■ WHAT IS BEING ASKED
Report every line in the listing below where the string "JSON" shows up.

_ _ _ _

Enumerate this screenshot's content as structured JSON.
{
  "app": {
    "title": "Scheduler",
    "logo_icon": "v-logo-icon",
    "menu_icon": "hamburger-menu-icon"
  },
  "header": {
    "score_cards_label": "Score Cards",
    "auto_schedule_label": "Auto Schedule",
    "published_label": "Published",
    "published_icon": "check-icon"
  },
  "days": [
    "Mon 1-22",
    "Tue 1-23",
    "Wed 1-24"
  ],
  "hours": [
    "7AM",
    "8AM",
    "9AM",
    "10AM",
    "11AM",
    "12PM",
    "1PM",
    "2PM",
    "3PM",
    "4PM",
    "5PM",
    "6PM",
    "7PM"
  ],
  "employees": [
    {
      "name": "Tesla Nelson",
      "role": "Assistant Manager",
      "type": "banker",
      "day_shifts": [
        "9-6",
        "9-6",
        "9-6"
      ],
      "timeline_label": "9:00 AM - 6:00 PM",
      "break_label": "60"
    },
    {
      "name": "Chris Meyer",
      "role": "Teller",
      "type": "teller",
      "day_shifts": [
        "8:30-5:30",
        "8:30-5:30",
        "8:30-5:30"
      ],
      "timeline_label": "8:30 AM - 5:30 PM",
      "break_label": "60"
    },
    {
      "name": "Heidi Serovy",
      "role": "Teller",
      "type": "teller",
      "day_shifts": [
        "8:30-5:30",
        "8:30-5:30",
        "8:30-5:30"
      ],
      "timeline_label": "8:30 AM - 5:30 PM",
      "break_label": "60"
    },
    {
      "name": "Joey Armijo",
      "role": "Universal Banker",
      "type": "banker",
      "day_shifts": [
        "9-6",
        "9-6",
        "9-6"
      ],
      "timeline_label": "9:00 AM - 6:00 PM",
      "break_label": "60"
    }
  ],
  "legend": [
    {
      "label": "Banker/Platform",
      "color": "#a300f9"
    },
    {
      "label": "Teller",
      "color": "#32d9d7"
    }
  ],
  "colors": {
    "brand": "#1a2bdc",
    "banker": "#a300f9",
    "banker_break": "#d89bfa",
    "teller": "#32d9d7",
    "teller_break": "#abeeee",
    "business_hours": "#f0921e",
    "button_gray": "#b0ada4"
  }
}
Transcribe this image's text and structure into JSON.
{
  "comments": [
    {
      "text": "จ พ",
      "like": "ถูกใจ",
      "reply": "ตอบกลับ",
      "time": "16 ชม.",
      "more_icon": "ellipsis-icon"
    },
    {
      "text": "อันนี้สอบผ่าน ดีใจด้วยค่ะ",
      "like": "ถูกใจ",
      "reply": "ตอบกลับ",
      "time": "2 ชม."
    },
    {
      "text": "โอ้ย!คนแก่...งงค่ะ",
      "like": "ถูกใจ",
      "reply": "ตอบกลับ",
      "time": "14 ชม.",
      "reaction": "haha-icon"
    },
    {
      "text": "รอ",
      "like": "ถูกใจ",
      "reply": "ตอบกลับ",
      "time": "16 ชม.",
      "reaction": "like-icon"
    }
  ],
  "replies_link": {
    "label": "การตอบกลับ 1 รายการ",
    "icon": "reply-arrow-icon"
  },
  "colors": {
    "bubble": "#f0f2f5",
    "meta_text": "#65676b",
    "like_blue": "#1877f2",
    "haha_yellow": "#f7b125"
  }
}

_ _ _ _

■ SOLUTION TO THE EXERCISE
Enumerate this screenshot's content as structured JSON.
Transcribe this image's text and structure into JSON.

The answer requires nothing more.